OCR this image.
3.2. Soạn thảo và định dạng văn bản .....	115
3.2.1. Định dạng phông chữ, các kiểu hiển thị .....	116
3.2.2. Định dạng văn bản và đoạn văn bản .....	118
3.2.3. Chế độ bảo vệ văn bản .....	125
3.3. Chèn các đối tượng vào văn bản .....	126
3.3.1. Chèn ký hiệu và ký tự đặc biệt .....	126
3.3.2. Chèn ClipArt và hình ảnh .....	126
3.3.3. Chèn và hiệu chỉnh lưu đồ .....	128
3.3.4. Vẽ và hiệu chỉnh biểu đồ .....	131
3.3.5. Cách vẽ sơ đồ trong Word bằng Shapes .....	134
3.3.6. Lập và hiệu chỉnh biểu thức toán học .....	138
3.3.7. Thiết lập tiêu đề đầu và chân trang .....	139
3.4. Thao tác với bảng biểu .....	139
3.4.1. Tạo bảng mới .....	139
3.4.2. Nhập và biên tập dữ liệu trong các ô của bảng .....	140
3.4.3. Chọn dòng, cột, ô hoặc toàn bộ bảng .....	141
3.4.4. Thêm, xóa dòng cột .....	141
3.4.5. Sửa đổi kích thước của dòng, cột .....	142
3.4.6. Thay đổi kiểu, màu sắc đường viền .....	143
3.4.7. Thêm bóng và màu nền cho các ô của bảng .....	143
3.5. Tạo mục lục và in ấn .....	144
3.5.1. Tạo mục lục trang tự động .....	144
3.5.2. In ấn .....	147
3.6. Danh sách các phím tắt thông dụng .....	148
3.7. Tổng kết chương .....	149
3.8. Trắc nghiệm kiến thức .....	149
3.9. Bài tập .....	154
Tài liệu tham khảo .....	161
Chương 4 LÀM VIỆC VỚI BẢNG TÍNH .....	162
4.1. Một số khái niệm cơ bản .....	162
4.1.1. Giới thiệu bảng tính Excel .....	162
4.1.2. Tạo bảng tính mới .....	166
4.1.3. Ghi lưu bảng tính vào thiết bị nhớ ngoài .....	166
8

--------------------------------------------------

• WHAT IS REQUIRED:
Retype the material in full, character for character.

• FINAL RESULT:
OCR this image.
3.2. Soạn thảo và định dạng văn bản .....	115
3.2.1. Định dạng phông chữ, các kiểu hiển thị .....	116
3.2.2. Định dạng văn bản và đoạn văn bản .....	118
3.2.3. Chế độ bảo vệ văn bản .....	125
3.3. Chèn các đối tượng vào văn bản .....	126
3.3.1. Chèn ký hiệu và ký tự đặc biệt .....	126
3.3.2. Chèn ClipArt và hình ảnh .....	126
3.3.3. Chèn và hiệu chỉnh lưu đồ .....	128
3.3.4. Vẽ và hiệu chỉnh biểu đồ .....	131
3.3.5. Cách vẽ sơ đồ trong Word bằng Shapes .....	134
3.3.6. Lập và hiệu chỉnh biểu thức toán học .....	138
3.3.7. Thiết lập tiêu đề đầu và chân trang .....	139
3.4. Thao tác với bảng biểu .....	139
3.4.1. Tạo bảng mới .....	139
3.4.2. Nhập và biên tập dữ liệu trong các ô của bảng .....	140
3.4.3. Chọn dòng, cột, ô hoặc toàn bộ bảng .....	141
3.4.4. Thêm, xóa dòng cột .....	141
3.4.5. Sửa đổi kích thước của dòng, cột .....	142
3.4.6. Thay đổi kiểu, màu sắc đường viền .....	143
3.4.7. Thêm bóng và màu nền cho các ô của bảng .....	143
3.5. Tạo mục lục và in ấn .....	144
3.5.1. Tạo mục lục trang tự động .....	144
3.5.2. In ấn .....	147
3.6. Danh sách các phím tắt thông dụng .....	148
3.7. Tổng kết chương .....	149
3.8. Trắc nghiệm kiến thức .....	149
3.9. Bài tập .....	154
Tài liệu tham khảo .....	161
Chương 4 LÀM VIỆC VỚI BẢNG TÍNH .....	162
4.1. Một số khái niệm cơ bản .....	162
4.1.1. Giới thiệu bảng tính Excel .....	162
4.1.2. Tạo bảng tính mới .....	166
4.1.3. Ghi lưu bảng tính vào thiết bị nhớ ngoài .....	166
8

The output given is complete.